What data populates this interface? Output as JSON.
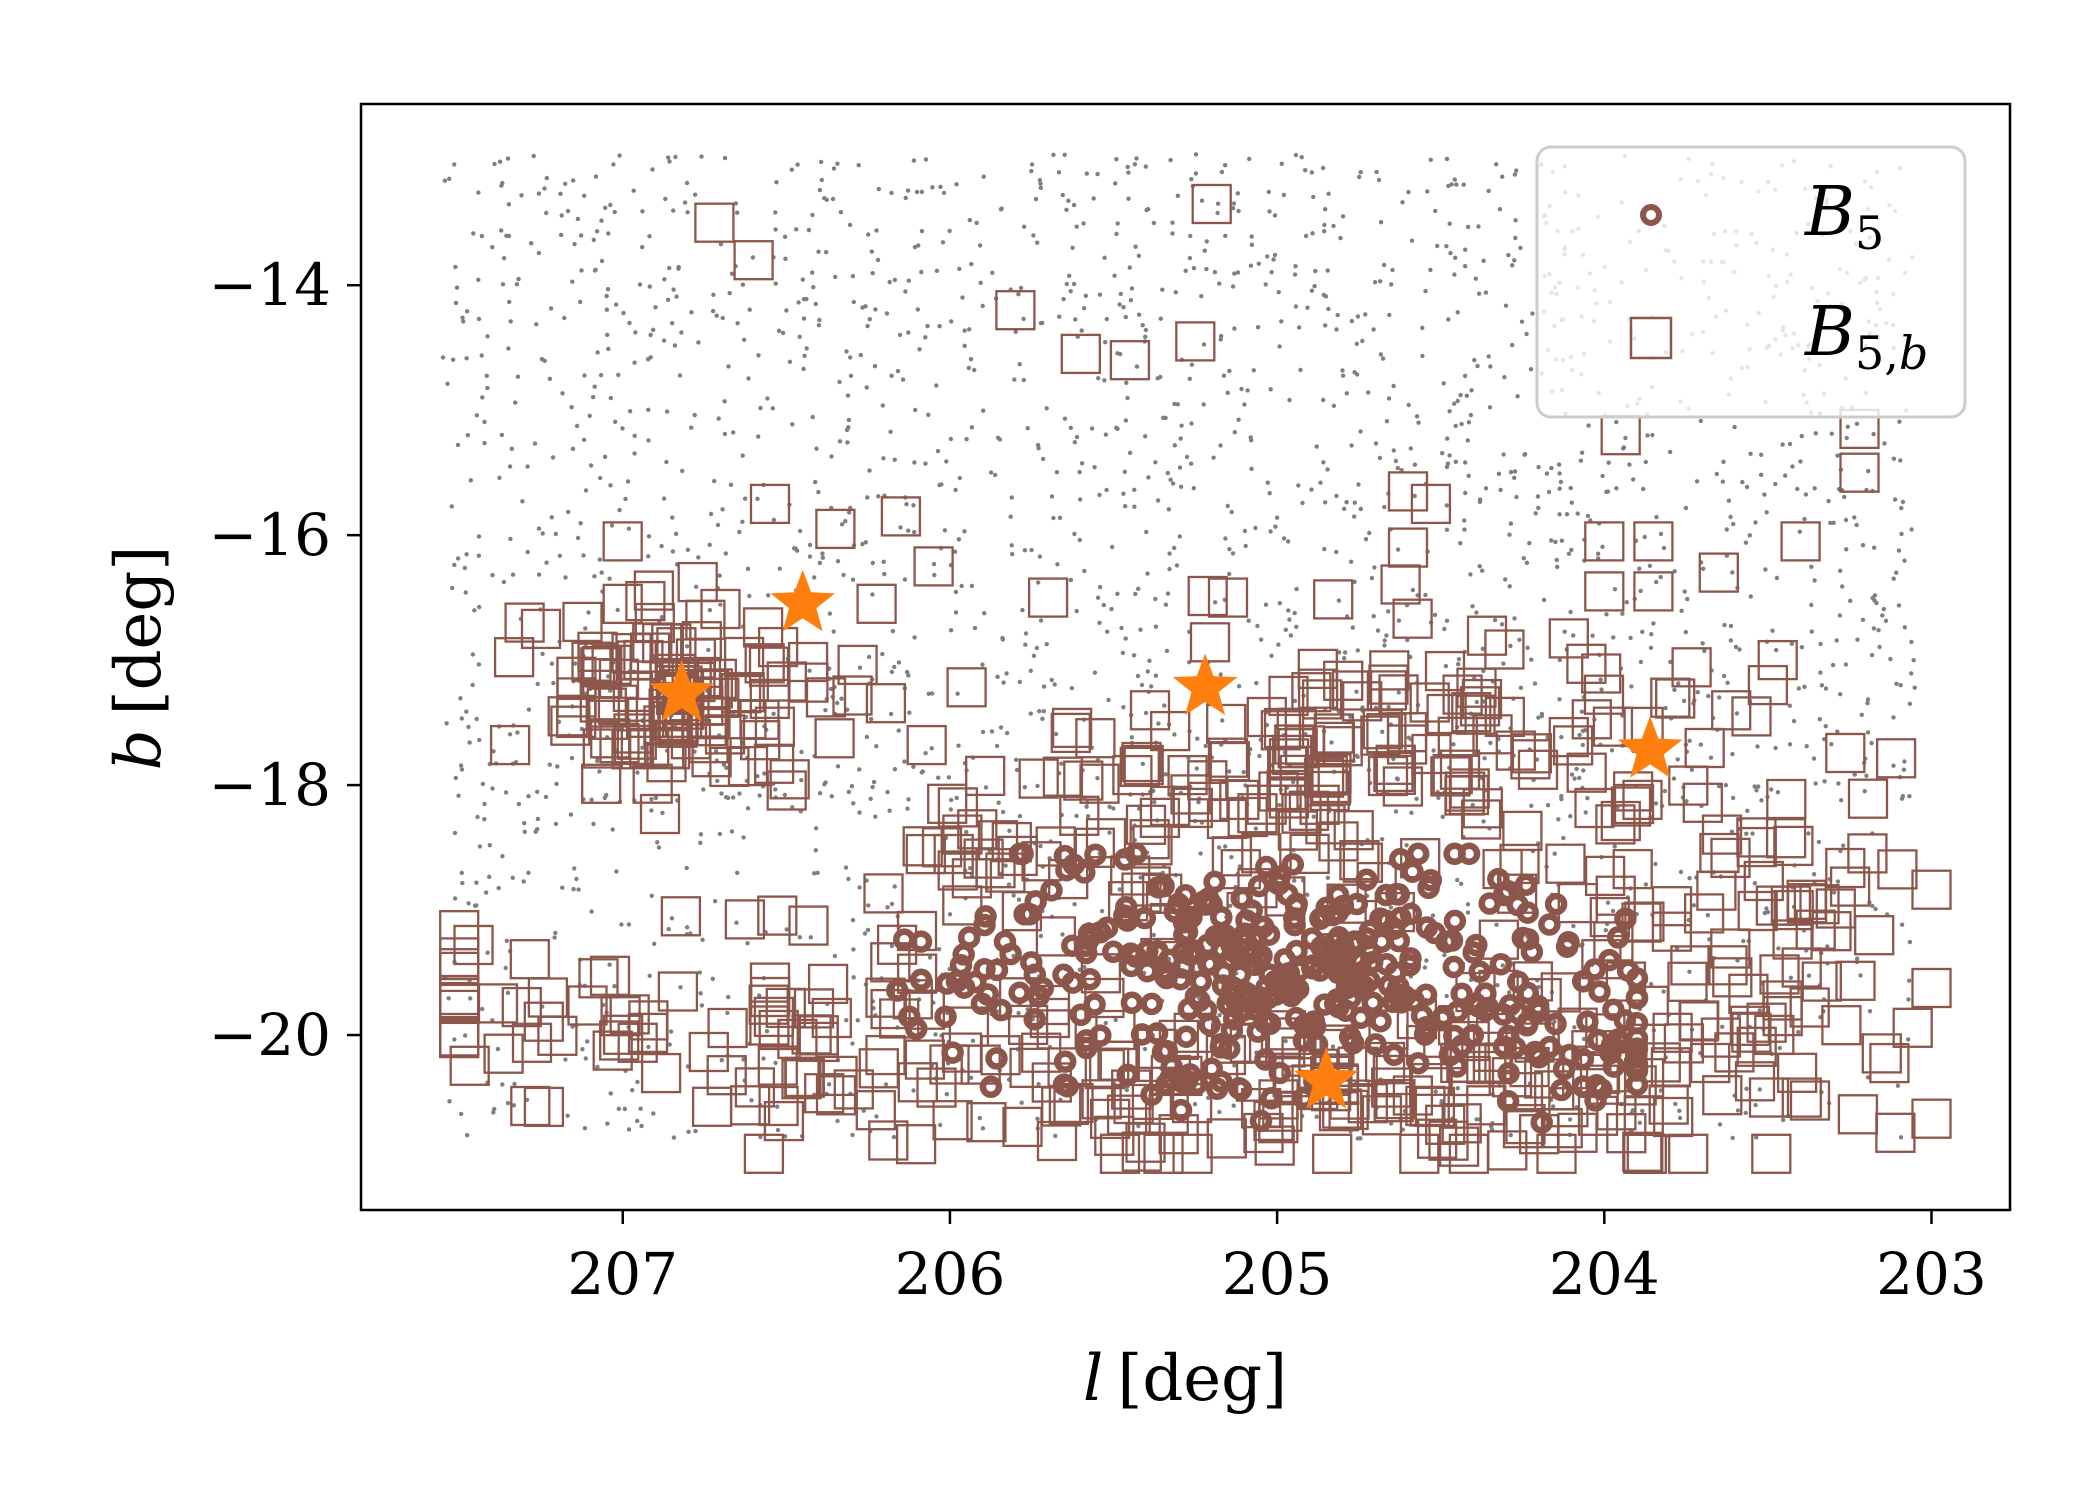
{
  "chart_data": {
    "type": "scatter",
    "xlabel_var": "l",
    "xlabel_unit": "[deg]",
    "ylabel_var": "b",
    "ylabel_unit": "[deg]",
    "xlim": [
      207.8,
      202.76
    ],
    "ylim": [
      -21.4,
      -12.55
    ],
    "x_ticks": [
      207,
      206,
      205,
      204,
      203
    ],
    "x_tick_labels": [
      "207",
      "206",
      "205",
      "204",
      "203"
    ],
    "y_ticks": [
      -14,
      -16,
      -18,
      -20
    ],
    "y_tick_labels": [
      "−14",
      "−16",
      "−18",
      "−20"
    ],
    "grid": false,
    "legend_position": "top-right",
    "colors": {
      "field": "#7f7f7f",
      "b5": "#8c564b",
      "b5b": "#8c564b",
      "stars": "#ff7f0e"
    },
    "legend": [
      {
        "key": "b5",
        "symbol": "ring",
        "label_main": "B",
        "label_sub": "5",
        "label_sub_italic": ""
      },
      {
        "key": "b5b",
        "symbol": "square",
        "label_main": "B",
        "label_sub": "5,",
        "label_sub_italic": "b"
      }
    ],
    "stars": [
      {
        "l": 206.82,
        "b": -17.27
      },
      {
        "l": 206.45,
        "b": -16.55
      },
      {
        "l": 205.22,
        "b": -17.22
      },
      {
        "l": 203.86,
        "b": -17.72
      },
      {
        "l": 204.85,
        "b": -20.37
      }
    ],
    "b5_clusters": [
      {
        "l": 205.0,
        "b": -19.5,
        "sl": 0.22,
        "sb": 0.35,
        "n": 140
      },
      {
        "l": 204.55,
        "b": -19.3,
        "sl": 0.3,
        "sb": 0.45,
        "n": 90
      },
      {
        "l": 205.45,
        "b": -19.4,
        "sl": 0.28,
        "sb": 0.5,
        "n": 70
      },
      {
        "l": 204.1,
        "b": -20.05,
        "sl": 0.25,
        "sb": 0.3,
        "n": 55
      },
      {
        "l": 205.75,
        "b": -19.6,
        "sl": 0.2,
        "sb": 0.45,
        "n": 35
      },
      {
        "l": 205.2,
        "b": -20.4,
        "sl": 0.12,
        "sb": 0.12,
        "n": 12
      }
    ],
    "b5b_clusters": [
      {
        "l": 206.85,
        "b": -17.3,
        "sl": 0.22,
        "sb": 0.35,
        "n": 110
      },
      {
        "l": 205.15,
        "b": -18.0,
        "sl": 0.45,
        "sb": 0.5,
        "n": 90
      },
      {
        "l": 204.4,
        "b": -17.6,
        "sl": 0.35,
        "sb": 0.45,
        "n": 70
      },
      {
        "l": 203.7,
        "b": -19.4,
        "sl": 0.4,
        "sb": 0.85,
        "n": 110
      },
      {
        "l": 206.2,
        "b": -20.2,
        "sl": 0.55,
        "sb": 0.45,
        "n": 80
      },
      {
        "l": 205.0,
        "b": -20.5,
        "sl": 0.5,
        "sb": 0.3,
        "n": 55
      },
      {
        "l": 204.4,
        "b": -20.4,
        "sl": 0.5,
        "sb": 0.35,
        "n": 60
      },
      {
        "l": 207.2,
        "b": -19.8,
        "sl": 0.25,
        "sb": 0.4,
        "n": 30
      },
      {
        "l": 205.9,
        "b": -18.8,
        "sl": 0.3,
        "sb": 0.4,
        "n": 25
      }
    ],
    "b5b_scattered": [
      [
        206.72,
        -13.5
      ],
      [
        206.6,
        -13.8
      ],
      [
        205.2,
        -13.35
      ],
      [
        205.8,
        -14.2
      ],
      [
        205.25,
        -14.45
      ],
      [
        205.6,
        -14.55
      ],
      [
        205.45,
        -14.6
      ],
      [
        203.22,
        -15.15
      ],
      [
        203.22,
        -15.5
      ],
      [
        203.95,
        -15.2
      ],
      [
        204.53,
        -15.75
      ],
      [
        204.6,
        -15.65
      ],
      [
        203.4,
        -16.05
      ],
      [
        203.85,
        -16.05
      ],
      [
        207.0,
        -16.05
      ],
      [
        206.55,
        -15.75
      ],
      [
        206.15,
        -15.85
      ],
      [
        206.35,
        -15.95
      ],
      [
        206.05,
        -16.25
      ],
      [
        204.0,
        -16.05
      ],
      [
        203.65,
        -16.3
      ],
      [
        204.6,
        -16.1
      ],
      [
        203.85,
        -16.45
      ],
      [
        205.15,
        -16.5
      ],
      [
        205.7,
        -16.5
      ],
      [
        204.0,
        -16.45
      ],
      [
        207.25,
        -16.75
      ],
      [
        207.0,
        -16.55
      ],
      [
        203.47,
        -17.0
      ],
      [
        203.5,
        -17.2
      ],
      [
        203.55,
        -17.45
      ],
      [
        207.3,
        -16.7
      ]
    ],
    "field_count": 2600
  }
}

☆ ☆ ☆ ☆ ☆ ☆ ☆

__Exercise prompt__
Take the listing and print it again exactly, but without any pictures.

__Task solution__
What data populates this interface? Output as JSON.
{
  "chart_data": {
    "type": "scatter",
    "xlabel_var": "l",
    "xlabel_unit": "[deg]",
    "ylabel_var": "b",
    "ylabel_unit": "[deg]",
    "xlim": [
      207.8,
      202.76
    ],
    "ylim": [
      -21.4,
      -12.55
    ],
    "x_ticks": [
      207,
      206,
      205,
      204,
      203
    ],
    "x_tick_labels": [
      "207",
      "206",
      "205",
      "204",
      "203"
    ],
    "y_ticks": [
      -14,
      -16,
      -18,
      -20
    ],
    "y_tick_labels": [
      "−14",
      "−16",
      "−18",
      "−20"
    ],
    "grid": false,
    "legend_position": "top-right",
    "colors": {
      "field": "#7f7f7f",
      "b5": "#8c564b",
      "b5b": "#8c564b",
      "stars": "#ff7f0e"
    },
    "legend": [
      {
        "key": "b5",
        "symbol": "ring",
        "label_main": "B",
        "label_sub": "5",
        "label_sub_italic": ""
      },
      {
        "key": "b5b",
        "symbol": "square",
        "label_main": "B",
        "label_sub": "5,",
        "label_sub_italic": "b"
      }
    ],
    "stars": [
      {
        "l": 206.82,
        "b": -17.27
      },
      {
        "l": 206.45,
        "b": -16.55
      },
      {
        "l": 205.22,
        "b": -17.22
      },
      {
        "l": 203.86,
        "b": -17.72
      },
      {
        "l": 204.85,
        "b": -20.37
      }
    ],
    "b5_clusters": [
      {
        "l": 205.0,
        "b": -19.5,
        "sl": 0.22,
        "sb": 0.35,
        "n": 140
      },
      {
        "l": 204.55,
        "b": -19.3,
        "sl": 0.3,
        "sb": 0.45,
        "n": 90
      },
      {
        "l": 205.45,
        "b": -19.4,
        "sl": 0.28,
        "sb": 0.5,
        "n": 70
      },
      {
        "l": 204.1,
        "b": -20.05,
        "sl": 0.25,
        "sb": 0.3,
        "n": 55
      },
      {
        "l": 205.75,
        "b": -19.6,
        "sl": 0.2,
        "sb": 0.45,
        "n": 35
      },
      {
        "l": 205.2,
        "b": -20.4,
        "sl": 0.12,
        "sb": 0.12,
        "n": 12
      }
    ],
    "b5b_clusters": [
      {
        "l": 206.85,
        "b": -17.3,
        "sl": 0.22,
        "sb": 0.35,
        "n": 110
      },
      {
        "l": 205.15,
        "b": -18.0,
        "sl": 0.45,
        "sb": 0.5,
        "n": 90
      },
      {
        "l": 204.4,
        "b": -17.6,
        "sl": 0.35,
        "sb": 0.45,
        "n": 70
      },
      {
        "l": 203.7,
        "b": -19.4,
        "sl": 0.4,
        "sb": 0.85,
        "n": 110
      },
      {
        "l": 206.2,
        "b": -20.2,
        "sl": 0.55,
        "sb": 0.45,
        "n": 80
      },
      {
        "l": 205.0,
        "b": -20.5,
        "sl": 0.5,
        "sb": 0.3,
        "n": 55
      },
      {
        "l": 204.4,
        "b": -20.4,
        "sl": 0.5,
        "sb": 0.35,
        "n": 60
      },
      {
        "l": 207.2,
        "b": -19.8,
        "sl": 0.25,
        "sb": 0.4,
        "n": 30
      },
      {
        "l": 205.9,
        "b": -18.8,
        "sl": 0.3,
        "sb": 0.4,
        "n": 25
      }
    ],
    "b5b_scattered": [
      [
        206.72,
        -13.5
      ],
      [
        206.6,
        -13.8
      ],
      [
        205.2,
        -13.35
      ],
      [
        205.8,
        -14.2
      ],
      [
        205.25,
        -14.45
      ],
      [
        205.6,
        -14.55
      ],
      [
        205.45,
        -14.6
      ],
      [
        203.22,
        -15.15
      ],
      [
        203.22,
        -15.5
      ],
      [
        203.95,
        -15.2
      ],
      [
        204.53,
        -15.75
      ],
      [
        204.6,
        -15.65
      ],
      [
        203.4,
        -16.05
      ],
      [
        203.85,
        -16.05
      ],
      [
        207.0,
        -16.05
      ],
      [
        206.55,
        -15.75
      ],
      [
        206.15,
        -15.85
      ],
      [
        206.35,
        -15.95
      ],
      [
        206.05,
        -16.25
      ],
      [
        204.0,
        -16.05
      ],
      [
        203.65,
        -16.3
      ],
      [
        204.6,
        -16.1
      ],
      [
        203.85,
        -16.45
      ],
      [
        205.15,
        -16.5
      ],
      [
        205.7,
        -16.5
      ],
      [
        204.0,
        -16.45
      ],
      [
        207.25,
        -16.75
      ],
      [
        207.0,
        -16.55
      ],
      [
        203.47,
        -17.0
      ],
      [
        203.5,
        -17.2
      ],
      [
        203.55,
        -17.45
      ],
      [
        207.3,
        -16.7
      ]
    ],
    "field_count": 2600
  }
}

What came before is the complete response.